● **STATED GOAL**: Each line below should be reproduced without any alteration.

● **MATERIAL FOR THIS TASK**:
━━━━━━━━━━━━━━━━
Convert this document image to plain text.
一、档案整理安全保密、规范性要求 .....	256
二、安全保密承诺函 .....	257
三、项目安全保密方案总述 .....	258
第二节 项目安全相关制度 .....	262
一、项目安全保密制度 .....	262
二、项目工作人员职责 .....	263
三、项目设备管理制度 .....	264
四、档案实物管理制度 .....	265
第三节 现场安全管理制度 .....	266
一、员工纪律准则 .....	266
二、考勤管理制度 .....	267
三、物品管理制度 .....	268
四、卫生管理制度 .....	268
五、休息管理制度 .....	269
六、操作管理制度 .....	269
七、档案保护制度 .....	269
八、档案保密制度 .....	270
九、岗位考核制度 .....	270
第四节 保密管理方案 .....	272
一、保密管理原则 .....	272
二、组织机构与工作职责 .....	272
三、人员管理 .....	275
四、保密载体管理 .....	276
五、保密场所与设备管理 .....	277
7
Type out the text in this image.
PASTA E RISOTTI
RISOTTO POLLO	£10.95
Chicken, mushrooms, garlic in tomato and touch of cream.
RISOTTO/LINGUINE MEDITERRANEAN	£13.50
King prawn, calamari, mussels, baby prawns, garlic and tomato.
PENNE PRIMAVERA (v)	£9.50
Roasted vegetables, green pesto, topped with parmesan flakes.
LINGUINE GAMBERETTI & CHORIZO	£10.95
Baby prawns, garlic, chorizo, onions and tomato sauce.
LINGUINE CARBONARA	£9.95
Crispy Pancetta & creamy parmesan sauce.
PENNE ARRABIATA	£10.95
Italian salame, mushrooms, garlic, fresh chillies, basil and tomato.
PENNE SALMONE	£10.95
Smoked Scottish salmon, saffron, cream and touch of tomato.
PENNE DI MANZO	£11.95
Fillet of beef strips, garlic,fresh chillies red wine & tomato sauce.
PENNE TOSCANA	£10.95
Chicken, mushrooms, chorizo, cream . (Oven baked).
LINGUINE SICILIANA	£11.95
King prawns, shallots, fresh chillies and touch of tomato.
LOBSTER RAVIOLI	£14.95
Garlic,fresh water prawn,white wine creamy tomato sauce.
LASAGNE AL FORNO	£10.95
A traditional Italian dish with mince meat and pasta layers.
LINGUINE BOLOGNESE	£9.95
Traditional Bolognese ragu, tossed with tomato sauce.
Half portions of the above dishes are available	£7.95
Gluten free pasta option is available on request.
━━━━━━━━━━━━━━━━
● **TASK ANSWER**:
Convert this document image to plain text.
一、档案整理安全保密、规范性要求 .....	256
二、安全保密承诺函 .....	257
三、项目安全保密方案总述 .....	258
第二节 项目安全相关制度 .....	262
一、项目安全保密制度 .....	262
二、项目工作人员职责 .....	263
三、项目设备管理制度 .....	264
四、档案实物管理制度 .....	265
第三节 现场安全管理制度 .....	266
一、员工纪律准则 .....	266
二、考勤管理制度 .....	267
三、物品管理制度 .....	268
四、卫生管理制度 .....	268
五、休息管理制度 .....	269
六、操作管理制度 .....	269
七、档案保护制度 .....	269
八、档案保密制度 .....	270
九、岗位考核制度 .....	270
第四节 保密管理方案 .....	272
一、保密管理原则 .....	272
二、组织机构与工作职责 .....	272
三、人员管理 .....	275
四、保密载体管理 .....	276
五、保密场所与设备管理 .....	277
7
Type out the text in this image.
PASTA E RISOTTI
RISOTTO POLLO	£10.95
Chicken, mushrooms, garlic in tomato and touch of cream.
RISOTTO/LINGUINE MEDITERRANEAN	£13.50
King prawn, calamari, mussels, baby prawns, garlic and tomato.
PENNE PRIMAVERA (v)	£9.50
Roasted vegetables, green pesto, topped with parmesan flakes.
LINGUINE GAMBERETTI & CHORIZO	£10.95
Baby prawns, garlic, chorizo, onions and tomato sauce.
LINGUINE CARBONARA	£9.95
Crispy Pancetta & creamy parmesan sauce.
PENNE ARRABIATA	£10.95
Italian salame, mushrooms, garlic, fresh chillies, basil and tomato.
PENNE SALMONE	£10.95
Smoked Scottish salmon, saffron, cream and touch of tomato.
PENNE DI MANZO	£11.95
Fillet of beef strips, garlic,fresh chillies red wine & tomato sauce.
PENNE TOSCANA	£10.95
Chicken, mushrooms, chorizo, cream . (Oven baked).
LINGUINE SICILIANA	£11.95
King prawns, shallots, fresh chillies and touch of tomato.
LOBSTER RAVIOLI	£14.95
Garlic,fresh water prawn,white wine creamy tomato sauce.
LASAGNE AL FORNO	£10.95
A traditional Italian dish with mince meat and pasta layers.
LINGUINE BOLOGNESE	£9.95
Traditional Bolognese ragu, tossed with tomato sauce.
Half portions of the above dishes are available	£7.95
Gluten free pasta option is available on request.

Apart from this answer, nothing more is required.